- HOW TO COMPLETE THIS TASK:
Find the string "trening" in the records. Copy every line it appears in.

== RECORDS SHOWN ==

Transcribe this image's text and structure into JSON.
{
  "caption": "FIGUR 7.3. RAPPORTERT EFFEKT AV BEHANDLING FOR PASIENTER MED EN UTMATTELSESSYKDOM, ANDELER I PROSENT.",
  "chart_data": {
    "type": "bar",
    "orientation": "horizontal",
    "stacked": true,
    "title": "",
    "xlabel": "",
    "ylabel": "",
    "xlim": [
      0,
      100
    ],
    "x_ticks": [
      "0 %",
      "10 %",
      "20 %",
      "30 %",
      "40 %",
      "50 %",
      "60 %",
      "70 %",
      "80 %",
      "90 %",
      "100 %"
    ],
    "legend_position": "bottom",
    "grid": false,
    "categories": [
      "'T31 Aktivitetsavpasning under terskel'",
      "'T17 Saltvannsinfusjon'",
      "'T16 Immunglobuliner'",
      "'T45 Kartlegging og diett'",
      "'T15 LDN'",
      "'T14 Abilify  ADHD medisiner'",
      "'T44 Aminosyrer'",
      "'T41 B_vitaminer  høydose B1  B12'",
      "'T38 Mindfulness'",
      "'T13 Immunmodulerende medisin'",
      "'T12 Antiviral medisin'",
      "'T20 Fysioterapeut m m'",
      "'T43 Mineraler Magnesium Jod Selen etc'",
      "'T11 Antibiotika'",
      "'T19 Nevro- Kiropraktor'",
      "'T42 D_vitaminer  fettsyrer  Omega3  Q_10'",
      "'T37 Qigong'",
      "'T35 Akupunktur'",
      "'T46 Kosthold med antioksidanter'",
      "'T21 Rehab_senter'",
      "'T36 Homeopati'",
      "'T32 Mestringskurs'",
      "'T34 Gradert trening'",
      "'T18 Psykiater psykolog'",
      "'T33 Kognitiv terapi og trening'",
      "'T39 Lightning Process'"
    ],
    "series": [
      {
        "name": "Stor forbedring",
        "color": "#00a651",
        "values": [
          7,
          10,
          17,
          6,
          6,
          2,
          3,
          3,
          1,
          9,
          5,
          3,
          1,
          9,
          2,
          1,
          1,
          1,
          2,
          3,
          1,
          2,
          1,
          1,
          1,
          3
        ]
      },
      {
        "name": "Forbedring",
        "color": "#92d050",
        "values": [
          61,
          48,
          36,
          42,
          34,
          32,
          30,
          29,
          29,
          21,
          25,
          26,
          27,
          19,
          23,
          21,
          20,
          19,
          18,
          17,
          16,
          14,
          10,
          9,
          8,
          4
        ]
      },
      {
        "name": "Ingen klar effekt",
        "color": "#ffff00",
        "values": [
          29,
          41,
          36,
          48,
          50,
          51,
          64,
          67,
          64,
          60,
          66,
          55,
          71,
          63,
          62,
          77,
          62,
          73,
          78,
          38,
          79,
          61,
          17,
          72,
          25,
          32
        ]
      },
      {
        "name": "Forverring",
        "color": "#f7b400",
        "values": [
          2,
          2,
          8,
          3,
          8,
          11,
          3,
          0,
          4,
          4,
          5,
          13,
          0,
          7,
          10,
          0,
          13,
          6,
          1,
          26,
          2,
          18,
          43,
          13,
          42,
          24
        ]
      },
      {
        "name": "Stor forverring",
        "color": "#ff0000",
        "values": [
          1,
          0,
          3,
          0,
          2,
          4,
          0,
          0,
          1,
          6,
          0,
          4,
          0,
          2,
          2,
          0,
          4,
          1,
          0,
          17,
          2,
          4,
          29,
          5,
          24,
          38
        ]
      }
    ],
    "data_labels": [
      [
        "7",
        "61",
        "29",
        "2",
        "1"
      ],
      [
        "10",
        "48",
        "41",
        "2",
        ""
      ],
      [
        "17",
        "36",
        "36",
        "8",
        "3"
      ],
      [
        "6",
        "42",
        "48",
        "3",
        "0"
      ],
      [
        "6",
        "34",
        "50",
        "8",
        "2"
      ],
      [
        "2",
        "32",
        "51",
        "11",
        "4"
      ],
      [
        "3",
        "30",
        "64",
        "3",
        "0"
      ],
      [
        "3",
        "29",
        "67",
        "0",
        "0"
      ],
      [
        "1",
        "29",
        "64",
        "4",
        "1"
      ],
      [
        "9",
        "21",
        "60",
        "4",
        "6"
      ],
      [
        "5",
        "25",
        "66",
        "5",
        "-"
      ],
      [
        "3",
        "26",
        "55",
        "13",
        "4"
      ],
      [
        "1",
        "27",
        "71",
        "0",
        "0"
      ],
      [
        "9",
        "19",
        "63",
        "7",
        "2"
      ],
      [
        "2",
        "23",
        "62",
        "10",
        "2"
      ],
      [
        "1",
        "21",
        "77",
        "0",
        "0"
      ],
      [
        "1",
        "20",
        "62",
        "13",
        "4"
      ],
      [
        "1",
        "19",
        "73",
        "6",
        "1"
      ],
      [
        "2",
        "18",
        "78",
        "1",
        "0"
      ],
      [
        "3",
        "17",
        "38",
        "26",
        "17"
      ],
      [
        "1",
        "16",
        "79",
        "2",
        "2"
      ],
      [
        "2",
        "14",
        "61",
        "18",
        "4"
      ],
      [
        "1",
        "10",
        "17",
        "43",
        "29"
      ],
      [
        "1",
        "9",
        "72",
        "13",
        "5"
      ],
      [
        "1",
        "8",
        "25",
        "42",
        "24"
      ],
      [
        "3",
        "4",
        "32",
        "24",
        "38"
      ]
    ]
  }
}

===

- REPLY TO THE EXERCISE:
      "'T34 Gradert trening'",
      "'T33 Kognitiv terapi og trening'",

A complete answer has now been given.